> Exercise task
Copy each line exactly. Leave nothing out.

═════ Records for the task

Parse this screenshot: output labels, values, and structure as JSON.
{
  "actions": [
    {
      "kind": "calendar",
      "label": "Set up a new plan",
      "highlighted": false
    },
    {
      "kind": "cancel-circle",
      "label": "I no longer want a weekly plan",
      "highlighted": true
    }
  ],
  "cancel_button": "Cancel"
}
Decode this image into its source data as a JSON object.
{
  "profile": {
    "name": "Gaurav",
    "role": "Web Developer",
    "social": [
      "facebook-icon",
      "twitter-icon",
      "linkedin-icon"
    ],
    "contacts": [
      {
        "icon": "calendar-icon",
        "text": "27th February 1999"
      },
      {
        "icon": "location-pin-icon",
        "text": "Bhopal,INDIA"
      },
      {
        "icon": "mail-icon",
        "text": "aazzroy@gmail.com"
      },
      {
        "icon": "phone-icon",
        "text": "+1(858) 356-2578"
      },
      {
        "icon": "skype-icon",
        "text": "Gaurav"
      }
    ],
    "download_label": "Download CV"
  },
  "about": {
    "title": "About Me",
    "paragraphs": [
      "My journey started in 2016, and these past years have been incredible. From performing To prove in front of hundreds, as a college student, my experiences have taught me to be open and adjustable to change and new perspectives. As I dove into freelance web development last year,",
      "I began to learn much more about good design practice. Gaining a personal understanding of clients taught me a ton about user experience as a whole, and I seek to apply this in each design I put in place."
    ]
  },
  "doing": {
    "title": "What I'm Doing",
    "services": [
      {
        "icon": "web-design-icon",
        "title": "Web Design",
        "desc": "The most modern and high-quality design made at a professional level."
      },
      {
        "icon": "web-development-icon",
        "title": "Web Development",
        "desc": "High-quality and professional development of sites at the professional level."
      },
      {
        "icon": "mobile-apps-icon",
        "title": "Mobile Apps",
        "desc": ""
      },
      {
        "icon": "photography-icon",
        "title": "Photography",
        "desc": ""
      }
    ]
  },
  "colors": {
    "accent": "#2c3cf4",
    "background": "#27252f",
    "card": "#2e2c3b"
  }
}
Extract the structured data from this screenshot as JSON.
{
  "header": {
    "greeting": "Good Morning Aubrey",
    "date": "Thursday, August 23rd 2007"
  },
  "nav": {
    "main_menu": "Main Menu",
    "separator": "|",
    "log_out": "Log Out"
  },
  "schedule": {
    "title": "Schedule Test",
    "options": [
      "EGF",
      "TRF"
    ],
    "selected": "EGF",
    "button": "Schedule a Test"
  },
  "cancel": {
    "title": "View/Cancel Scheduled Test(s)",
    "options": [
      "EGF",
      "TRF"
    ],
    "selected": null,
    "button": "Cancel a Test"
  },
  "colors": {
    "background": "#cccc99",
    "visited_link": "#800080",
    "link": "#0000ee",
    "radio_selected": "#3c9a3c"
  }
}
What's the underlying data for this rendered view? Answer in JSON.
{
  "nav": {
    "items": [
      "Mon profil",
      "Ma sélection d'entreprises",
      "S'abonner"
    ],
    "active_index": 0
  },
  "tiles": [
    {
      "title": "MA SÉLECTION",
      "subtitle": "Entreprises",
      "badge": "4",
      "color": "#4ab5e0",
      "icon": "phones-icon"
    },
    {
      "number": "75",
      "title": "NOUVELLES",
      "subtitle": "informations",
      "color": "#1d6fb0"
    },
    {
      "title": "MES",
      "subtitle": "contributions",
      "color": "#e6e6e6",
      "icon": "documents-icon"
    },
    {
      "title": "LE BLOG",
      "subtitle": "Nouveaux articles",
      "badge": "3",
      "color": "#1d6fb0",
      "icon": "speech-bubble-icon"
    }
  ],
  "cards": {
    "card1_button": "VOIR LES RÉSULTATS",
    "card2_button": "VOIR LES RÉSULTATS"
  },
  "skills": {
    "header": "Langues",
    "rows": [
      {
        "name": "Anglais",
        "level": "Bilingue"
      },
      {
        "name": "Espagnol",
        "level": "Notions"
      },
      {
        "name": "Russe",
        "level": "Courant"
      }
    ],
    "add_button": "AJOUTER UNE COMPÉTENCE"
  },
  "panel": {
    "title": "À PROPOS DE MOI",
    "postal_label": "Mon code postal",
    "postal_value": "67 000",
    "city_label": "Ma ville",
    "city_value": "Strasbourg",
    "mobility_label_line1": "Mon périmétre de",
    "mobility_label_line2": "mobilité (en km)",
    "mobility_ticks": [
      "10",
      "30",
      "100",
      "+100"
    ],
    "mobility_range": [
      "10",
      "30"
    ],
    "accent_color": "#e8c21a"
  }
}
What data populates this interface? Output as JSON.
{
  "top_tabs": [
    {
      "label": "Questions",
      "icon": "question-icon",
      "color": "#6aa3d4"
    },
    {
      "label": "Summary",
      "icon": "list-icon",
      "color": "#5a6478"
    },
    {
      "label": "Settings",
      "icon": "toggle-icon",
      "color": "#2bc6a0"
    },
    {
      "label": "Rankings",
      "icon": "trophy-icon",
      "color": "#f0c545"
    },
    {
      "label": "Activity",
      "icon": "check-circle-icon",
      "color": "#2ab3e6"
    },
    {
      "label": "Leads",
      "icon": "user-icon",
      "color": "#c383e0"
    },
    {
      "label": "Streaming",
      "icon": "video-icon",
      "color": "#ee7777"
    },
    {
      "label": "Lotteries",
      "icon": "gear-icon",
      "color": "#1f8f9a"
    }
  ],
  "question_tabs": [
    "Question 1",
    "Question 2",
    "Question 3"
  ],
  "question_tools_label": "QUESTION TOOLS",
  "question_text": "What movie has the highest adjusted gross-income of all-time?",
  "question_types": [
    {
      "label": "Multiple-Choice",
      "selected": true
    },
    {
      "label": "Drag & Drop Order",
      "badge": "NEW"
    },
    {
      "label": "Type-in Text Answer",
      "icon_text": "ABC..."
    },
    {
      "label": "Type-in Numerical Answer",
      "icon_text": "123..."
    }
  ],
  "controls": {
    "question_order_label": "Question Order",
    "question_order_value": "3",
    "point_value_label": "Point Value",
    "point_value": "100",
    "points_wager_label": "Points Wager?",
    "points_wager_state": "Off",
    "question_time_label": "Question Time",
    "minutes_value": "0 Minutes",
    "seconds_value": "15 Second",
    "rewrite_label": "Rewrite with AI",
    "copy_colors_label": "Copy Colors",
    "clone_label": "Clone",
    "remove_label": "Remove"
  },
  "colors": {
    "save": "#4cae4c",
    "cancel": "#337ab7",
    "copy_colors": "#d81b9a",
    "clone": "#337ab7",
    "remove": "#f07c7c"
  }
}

══════════

> Expected output
Parse this screenshot: output labels, values, and structure as JSON.
{
  "actions": [
    {
      "kind": "calendar",
      "label": "Set up a new plan",
      "highlighted": false
    },
    {
      "kind": "cancel-circle",
      "label": "I no longer want a weekly plan",
      "highlighted": true
    }
  ],
  "cancel_button": "Cancel"
}
Decode this image into its source data as a JSON object.
{
  "profile": {
    "name": "Gaurav",
    "role": "Web Developer",
    "social": [
      "facebook-icon",
      "twitter-icon",
      "linkedin-icon"
    ],
    "contacts": [
      {
        "icon": "calendar-icon",
        "text": "27th February 1999"
      },
      {
        "icon": "location-pin-icon",
        "text": "Bhopal,INDIA"
      },
      {
        "icon": "mail-icon",
        "text": "aazzroy@gmail.com"
      },
      {
        "icon": "phone-icon",
        "text": "+1(858) 356-2578"
      },
      {
        "icon": "skype-icon",
        "text": "Gaurav"
      }
    ],
    "download_label": "Download CV"
  },
  "about": {
    "title": "About Me",
    "paragraphs": [
      "My journey started in 2016, and these past years have been incredible. From performing To prove in front of hundreds, as a college student, my experiences have taught me to be open and adjustable to change and new perspectives. As I dove into freelance web development last year,",
      "I began to learn much more about good design practice. Gaining a personal understanding of clients taught me a ton about user experience as a whole, and I seek to apply this in each design I put in place."
    ]
  },
  "doing": {
    "title": "What I'm Doing",
    "services": [
      {
        "icon": "web-design-icon",
        "title": "Web Design",
        "desc": "The most modern and high-quality design made at a professional level."
      },
      {
        "icon": "web-development-icon",
        "title": "Web Development",
        "desc": "High-quality and professional development of sites at the professional level."
      },
      {
        "icon": "mobile-apps-icon",
        "title": "Mobile Apps",
        "desc": ""
      },
      {
        "icon": "photography-icon",
        "title": "Photography",
        "desc": ""
      }
    ]
  },
  "colors": {
    "accent": "#2c3cf4",
    "background": "#27252f",
    "card": "#2e2c3b"
  }
}
Extract the structured data from this screenshot as JSON.
{
  "header": {
    "greeting": "Good Morning Aubrey",
    "date": "Thursday, August 23rd 2007"
  },
  "nav": {
    "main_menu": "Main Menu",
    "separator": "|",
    "log_out": "Log Out"
  },
  "schedule": {
    "title": "Schedule Test",
    "options": [
      "EGF",
      "TRF"
    ],
    "selected": "EGF",
    "button": "Schedule a Test"
  },
  "cancel": {
    "title": "View/Cancel Scheduled Test(s)",
    "options": [
      "EGF",
      "TRF"
    ],
    "selected": null,
    "button": "Cancel a Test"
  },
  "colors": {
    "background": "#cccc99",
    "visited_link": "#800080",
    "link": "#0000ee",
    "radio_selected": "#3c9a3c"
  }
}
What's the underlying data for this rendered view? Answer in JSON.
{
  "nav": {
    "items": [
      "Mon profil",
      "Ma sélection d'entreprises",
      "S'abonner"
    ],
    "active_index": 0
  },
  "tiles": [
    {
      "title": "MA SÉLECTION",
      "subtitle": "Entreprises",
      "badge": "4",
      "color": "#4ab5e0",
      "icon": "phones-icon"
    },
    {
      "number": "75",
      "title": "NOUVELLES",
      "subtitle": "informations",
      "color": "#1d6fb0"
    },
    {
      "title": "MES",
      "subtitle": "contributions",
      "color": "#e6e6e6",
      "icon": "documents-icon"
    },
    {
      "title": "LE BLOG",
      "subtitle": "Nouveaux articles",
      "badge": "3",
      "color": "#1d6fb0",
      "icon": "speech-bubble-icon"
    }
  ],
  "cards": {
    "card1_button": "VOIR LES RÉSULTATS",
    "card2_button": "VOIR LES RÉSULTATS"
  },
  "skills": {
    "header": "Langues",
    "rows": [
      {
        "name": "Anglais",
        "level": "Bilingue"
      },
      {
        "name": "Espagnol",
        "level": "Notions"
      },
      {
        "name": "Russe",
        "level": "Courant"
      }
    ],
    "add_button": "AJOUTER UNE COMPÉTENCE"
  },
  "panel": {
    "title": "À PROPOS DE MOI",
    "postal_label": "Mon code postal",
    "postal_value": "67 000",
    "city_label": "Ma ville",
    "city_value": "Strasbourg",
    "mobility_label_line1": "Mon périmétre de",
    "mobility_label_line2": "mobilité (en km)",
    "mobility_ticks": [
      "10",
      "30",
      "100",
      "+100"
    ],
    "mobility_range": [
      "10",
      "30"
    ],
    "accent_color": "#e8c21a"
  }
}
What data populates this interface? Output as JSON.
{
  "top_tabs": [
    {
      "label": "Questions",
      "icon": "question-icon",
      "color": "#6aa3d4"
    },
    {
      "label": "Summary",
      "icon": "list-icon",
      "color": "#5a6478"
    },
    {
      "label": "Settings",
      "icon": "toggle-icon",
      "color": "#2bc6a0"
    },
    {
      "label": "Rankings",
      "icon": "trophy-icon",
      "color": "#f0c545"
    },
    {
      "label": "Activity",
      "icon": "check-circle-icon",
      "color": "#2ab3e6"
    },
    {
      "label": "Leads",
      "icon": "user-icon",
      "color": "#c383e0"
    },
    {
      "label": "Streaming",
      "icon": "video-icon",
      "color": "#ee7777"
    },
    {
      "label": "Lotteries",
      "icon": "gear-icon",
      "color": "#1f8f9a"
    }
  ],
  "question_tabs": [
    "Question 1",
    "Question 2",
    "Question 3"
  ],
  "question_tools_label": "QUESTION TOOLS",
  "question_text": "What movie has the highest adjusted gross-income of all-time?",
  "question_types": [
    {
      "label": "Multiple-Choice",
      "selected": true
    },
    {
      "label": "Drag & Drop Order",
      "badge": "NEW"
    },
    {
      "label": "Type-in Text Answer",
      "icon_text": "ABC..."
    },
    {
      "label": "Type-in Numerical Answer",
      "icon_text": "123..."
    }
  ],
  "controls": {
    "question_order_label": "Question Order",
    "question_order_value": "3",
    "point_value_label": "Point Value",
    "point_value": "100",
    "points_wager_label": "Points Wager?",
    "points_wager_state": "Off",
    "question_time_label": "Question Time",
    "minutes_value": "0 Minutes",
    "seconds_value": "15 Second",
    "rewrite_label": "Rewrite with AI",
    "copy_colors_label": "Copy Colors",
    "clone_label": "Clone",
    "remove_label": "Remove"
  },
  "colors": {
    "save": "#4cae4c",
    "cancel": "#337ab7",
    "copy_colors": "#d81b9a",
    "clone": "#337ab7",
    "remove": "#f07c7c"
  }
}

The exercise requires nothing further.